** begin ENTRIES **

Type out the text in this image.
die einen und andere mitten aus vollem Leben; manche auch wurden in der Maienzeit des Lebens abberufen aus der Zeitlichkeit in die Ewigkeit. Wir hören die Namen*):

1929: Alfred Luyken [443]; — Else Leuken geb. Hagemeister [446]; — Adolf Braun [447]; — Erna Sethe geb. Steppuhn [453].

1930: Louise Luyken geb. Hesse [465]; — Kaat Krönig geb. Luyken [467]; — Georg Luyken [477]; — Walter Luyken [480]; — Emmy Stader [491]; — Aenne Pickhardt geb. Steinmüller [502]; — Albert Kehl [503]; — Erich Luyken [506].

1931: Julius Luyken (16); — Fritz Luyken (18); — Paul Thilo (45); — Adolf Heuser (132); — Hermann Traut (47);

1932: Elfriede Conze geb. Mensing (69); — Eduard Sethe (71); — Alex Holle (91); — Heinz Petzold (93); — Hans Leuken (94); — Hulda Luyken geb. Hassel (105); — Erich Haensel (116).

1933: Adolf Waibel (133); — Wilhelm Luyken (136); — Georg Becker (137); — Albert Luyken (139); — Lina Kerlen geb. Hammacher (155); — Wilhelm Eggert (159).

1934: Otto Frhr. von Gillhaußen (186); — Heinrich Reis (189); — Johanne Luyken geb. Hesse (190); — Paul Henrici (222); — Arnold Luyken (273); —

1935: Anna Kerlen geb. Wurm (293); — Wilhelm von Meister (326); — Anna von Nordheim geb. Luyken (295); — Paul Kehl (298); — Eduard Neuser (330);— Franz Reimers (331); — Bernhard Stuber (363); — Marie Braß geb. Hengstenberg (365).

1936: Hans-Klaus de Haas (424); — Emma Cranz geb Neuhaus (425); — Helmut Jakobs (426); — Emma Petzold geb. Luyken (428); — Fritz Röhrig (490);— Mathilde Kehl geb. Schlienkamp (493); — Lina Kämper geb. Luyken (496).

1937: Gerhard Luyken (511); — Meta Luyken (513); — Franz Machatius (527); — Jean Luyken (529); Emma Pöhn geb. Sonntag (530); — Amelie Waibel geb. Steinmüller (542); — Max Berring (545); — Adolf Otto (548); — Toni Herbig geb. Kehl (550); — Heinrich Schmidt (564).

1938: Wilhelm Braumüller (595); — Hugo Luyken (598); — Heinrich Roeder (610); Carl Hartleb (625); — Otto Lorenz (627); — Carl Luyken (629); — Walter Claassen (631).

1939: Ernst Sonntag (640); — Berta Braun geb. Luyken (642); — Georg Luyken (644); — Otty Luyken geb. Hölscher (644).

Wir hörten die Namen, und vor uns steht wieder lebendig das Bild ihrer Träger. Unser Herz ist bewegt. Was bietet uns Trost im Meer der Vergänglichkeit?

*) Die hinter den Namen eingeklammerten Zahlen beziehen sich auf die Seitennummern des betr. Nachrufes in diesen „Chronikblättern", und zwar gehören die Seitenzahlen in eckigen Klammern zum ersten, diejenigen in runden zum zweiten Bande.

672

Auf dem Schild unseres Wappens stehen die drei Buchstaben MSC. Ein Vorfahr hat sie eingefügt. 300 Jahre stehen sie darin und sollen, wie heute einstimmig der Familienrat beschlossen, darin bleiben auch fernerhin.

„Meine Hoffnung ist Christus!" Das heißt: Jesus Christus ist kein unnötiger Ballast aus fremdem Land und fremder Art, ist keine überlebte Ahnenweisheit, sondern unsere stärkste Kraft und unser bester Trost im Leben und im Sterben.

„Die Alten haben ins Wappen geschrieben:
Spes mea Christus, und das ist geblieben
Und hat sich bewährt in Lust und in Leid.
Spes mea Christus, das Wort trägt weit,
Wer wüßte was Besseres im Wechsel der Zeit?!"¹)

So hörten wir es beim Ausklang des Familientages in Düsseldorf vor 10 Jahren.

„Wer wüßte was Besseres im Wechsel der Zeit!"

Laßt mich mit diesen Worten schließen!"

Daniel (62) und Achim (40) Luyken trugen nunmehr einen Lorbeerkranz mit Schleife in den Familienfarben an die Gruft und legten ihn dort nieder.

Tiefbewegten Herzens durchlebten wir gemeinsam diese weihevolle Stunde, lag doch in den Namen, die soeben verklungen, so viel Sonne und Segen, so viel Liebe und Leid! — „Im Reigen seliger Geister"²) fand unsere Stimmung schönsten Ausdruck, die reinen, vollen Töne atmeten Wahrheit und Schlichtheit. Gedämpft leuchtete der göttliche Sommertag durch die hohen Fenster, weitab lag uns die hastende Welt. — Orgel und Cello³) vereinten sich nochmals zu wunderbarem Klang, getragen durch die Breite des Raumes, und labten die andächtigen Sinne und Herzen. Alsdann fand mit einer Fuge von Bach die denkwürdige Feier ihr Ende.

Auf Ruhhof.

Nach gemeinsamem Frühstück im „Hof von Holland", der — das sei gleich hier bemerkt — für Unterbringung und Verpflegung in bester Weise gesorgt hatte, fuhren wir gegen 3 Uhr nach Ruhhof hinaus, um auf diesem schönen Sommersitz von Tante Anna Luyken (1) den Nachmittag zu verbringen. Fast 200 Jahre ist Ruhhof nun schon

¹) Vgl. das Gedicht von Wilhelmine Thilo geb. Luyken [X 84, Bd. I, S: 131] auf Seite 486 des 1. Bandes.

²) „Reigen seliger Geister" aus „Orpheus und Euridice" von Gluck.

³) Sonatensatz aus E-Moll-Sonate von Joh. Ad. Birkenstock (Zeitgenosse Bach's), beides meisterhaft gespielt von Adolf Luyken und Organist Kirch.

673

** end ENTRIES **
** begin ENTRIES **

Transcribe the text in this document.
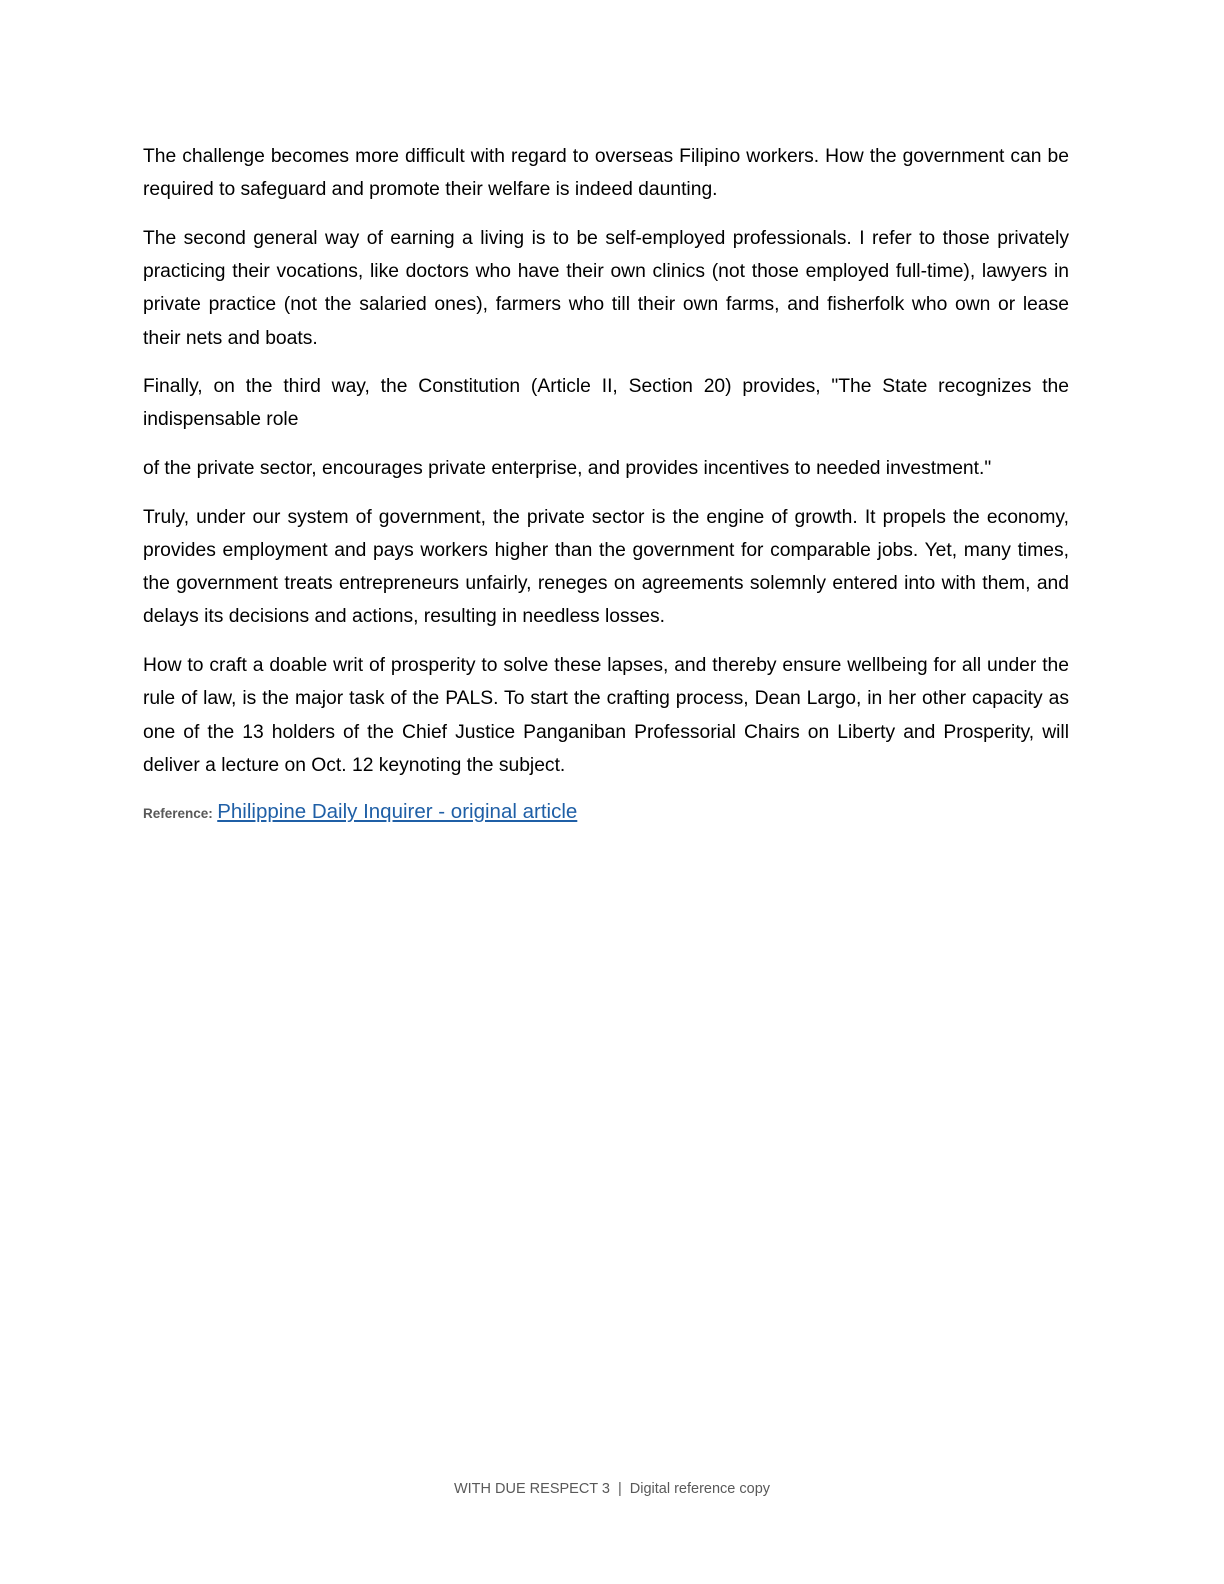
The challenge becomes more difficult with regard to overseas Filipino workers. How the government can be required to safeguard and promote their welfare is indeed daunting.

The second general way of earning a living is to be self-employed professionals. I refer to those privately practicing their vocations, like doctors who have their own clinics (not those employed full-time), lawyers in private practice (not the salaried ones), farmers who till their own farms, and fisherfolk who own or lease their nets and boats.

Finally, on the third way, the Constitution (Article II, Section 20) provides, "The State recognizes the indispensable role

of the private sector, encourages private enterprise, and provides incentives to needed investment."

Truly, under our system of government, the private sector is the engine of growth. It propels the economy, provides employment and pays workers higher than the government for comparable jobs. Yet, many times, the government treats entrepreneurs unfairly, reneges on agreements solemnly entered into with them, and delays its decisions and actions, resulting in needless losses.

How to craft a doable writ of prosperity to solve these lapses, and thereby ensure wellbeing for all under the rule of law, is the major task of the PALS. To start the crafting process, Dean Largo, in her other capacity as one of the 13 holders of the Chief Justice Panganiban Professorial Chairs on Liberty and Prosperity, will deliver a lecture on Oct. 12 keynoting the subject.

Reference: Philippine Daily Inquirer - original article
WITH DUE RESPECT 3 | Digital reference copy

** end ENTRIES **
** begin ENTRIES **

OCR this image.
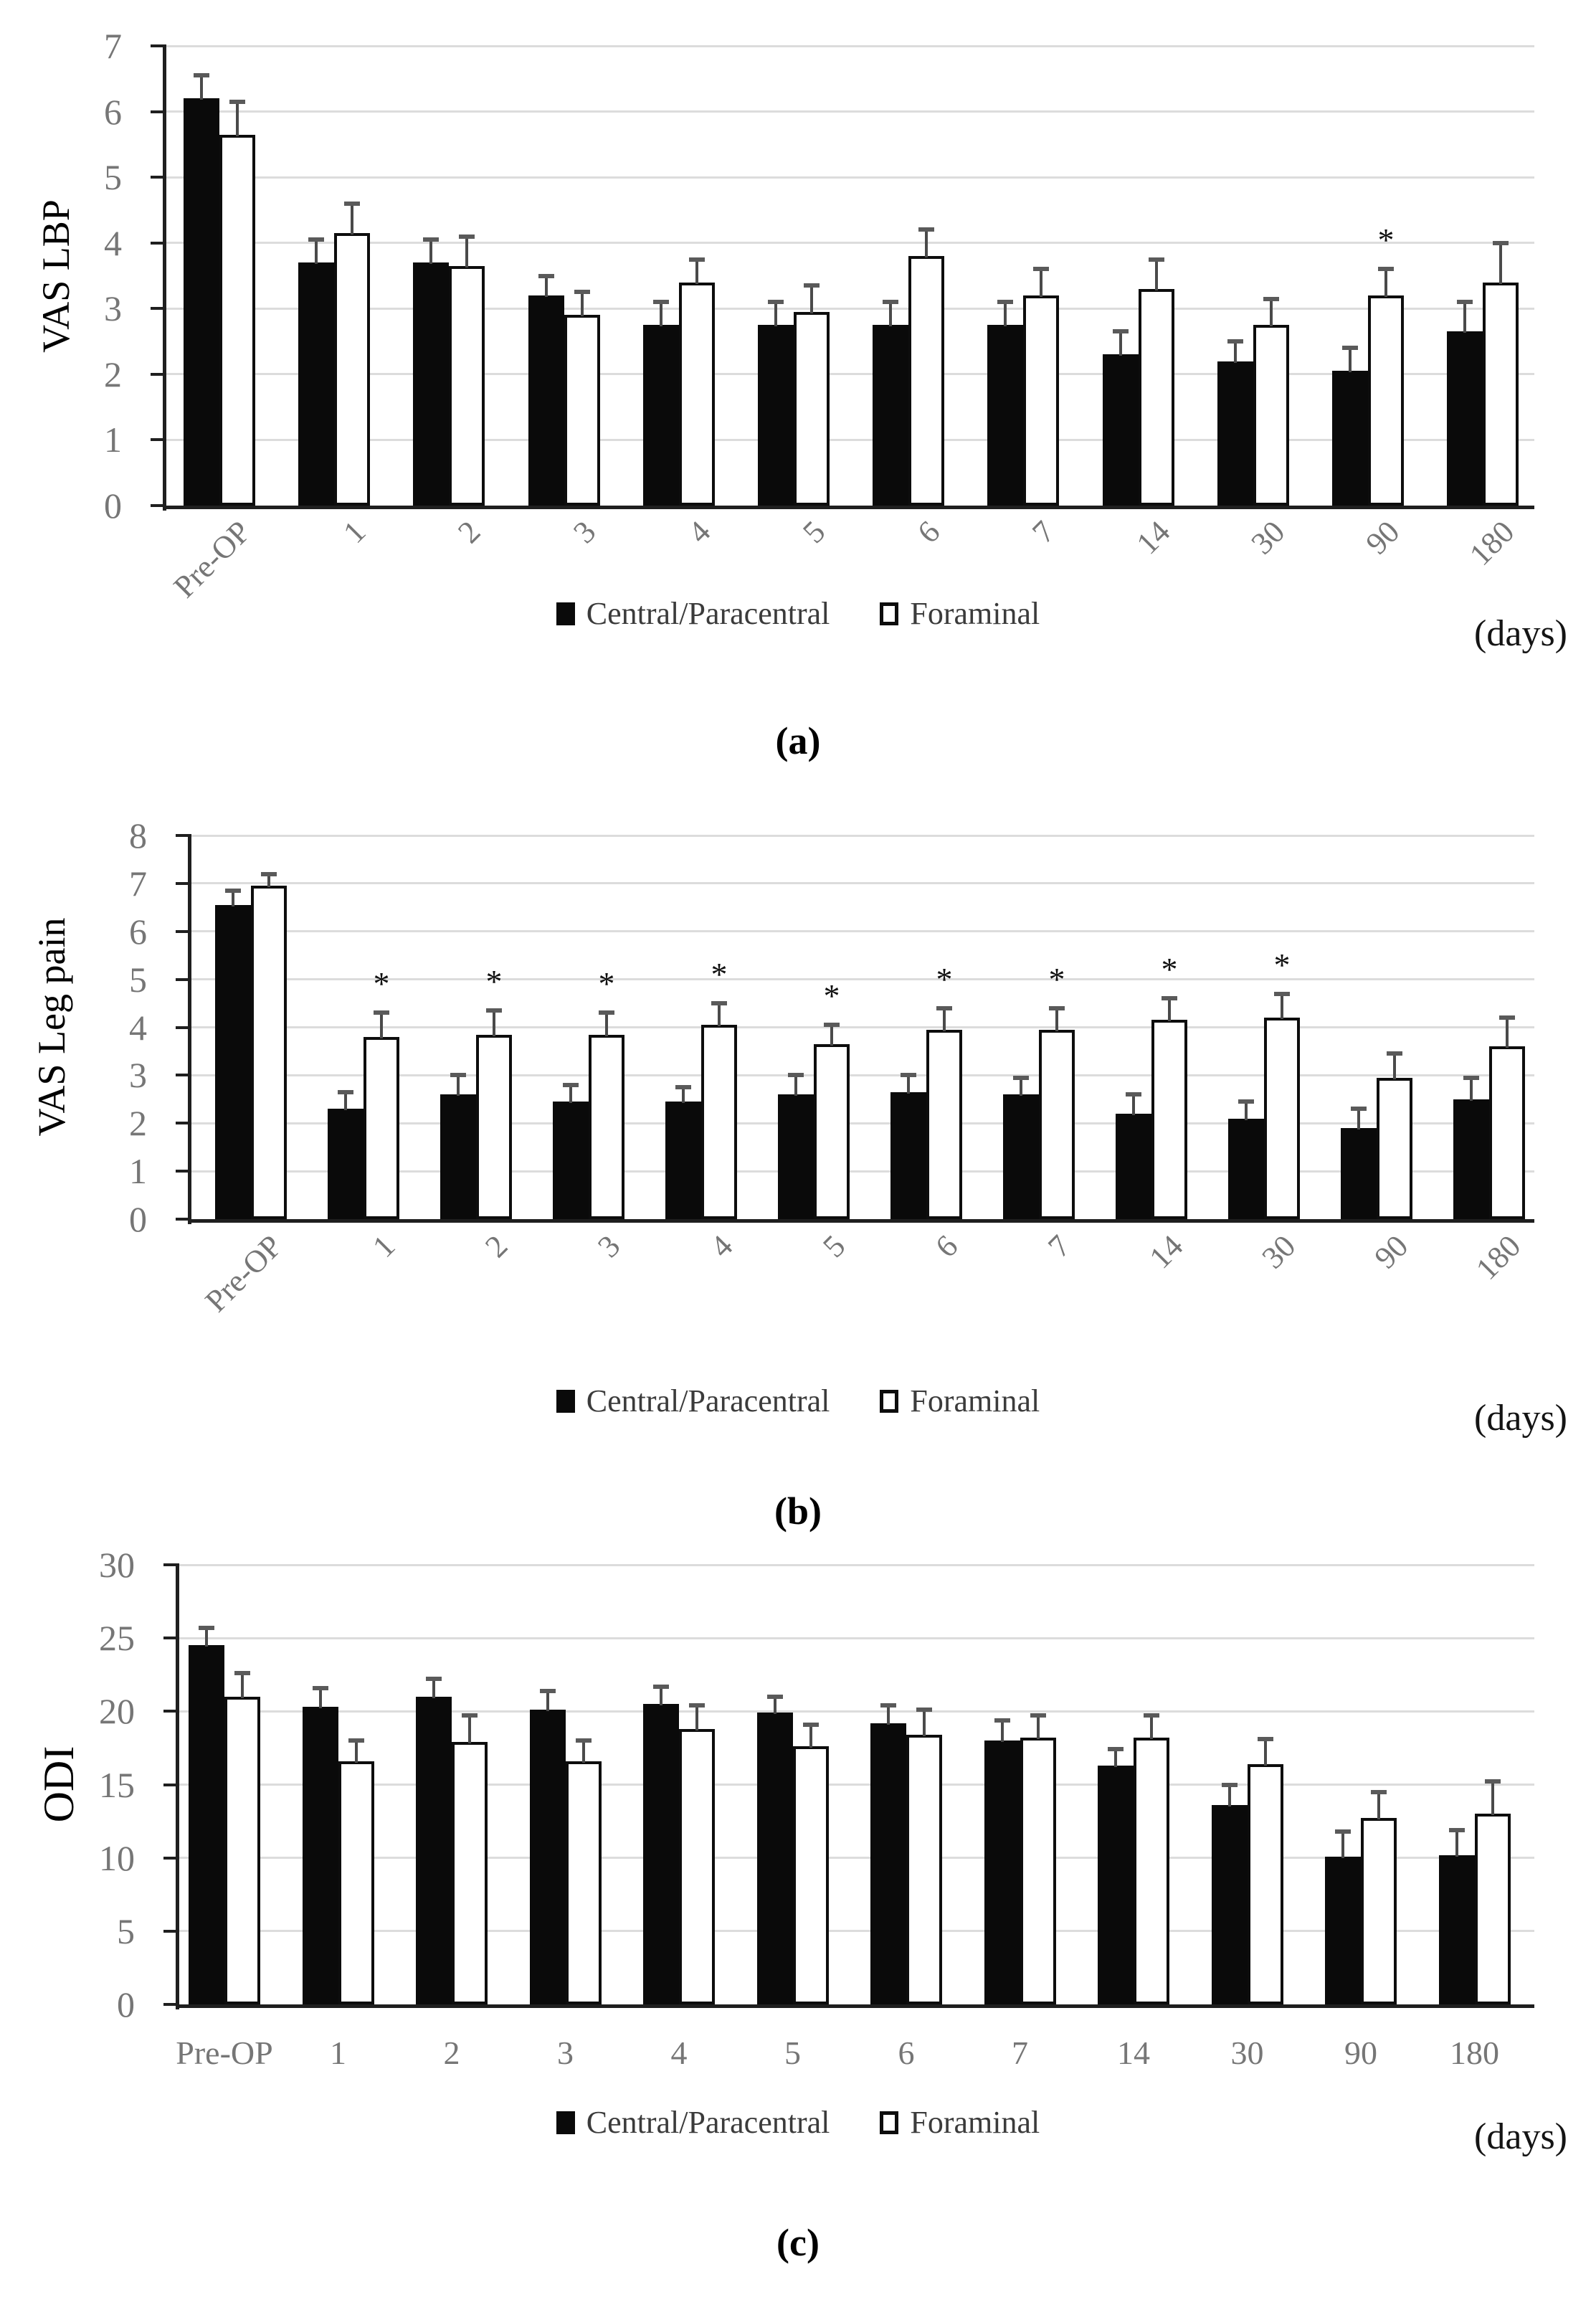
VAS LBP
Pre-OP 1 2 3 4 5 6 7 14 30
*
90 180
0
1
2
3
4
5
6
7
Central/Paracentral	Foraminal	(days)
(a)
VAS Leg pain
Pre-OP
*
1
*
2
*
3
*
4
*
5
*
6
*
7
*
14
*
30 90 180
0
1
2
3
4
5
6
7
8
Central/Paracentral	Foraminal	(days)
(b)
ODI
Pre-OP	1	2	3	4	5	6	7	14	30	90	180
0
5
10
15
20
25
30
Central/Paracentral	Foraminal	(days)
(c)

** end ENTRIES **

EXERCISE INSTRUCTIONS:
Give only the number of lines above that hold the string "image".

ANSWER IN FULL:
2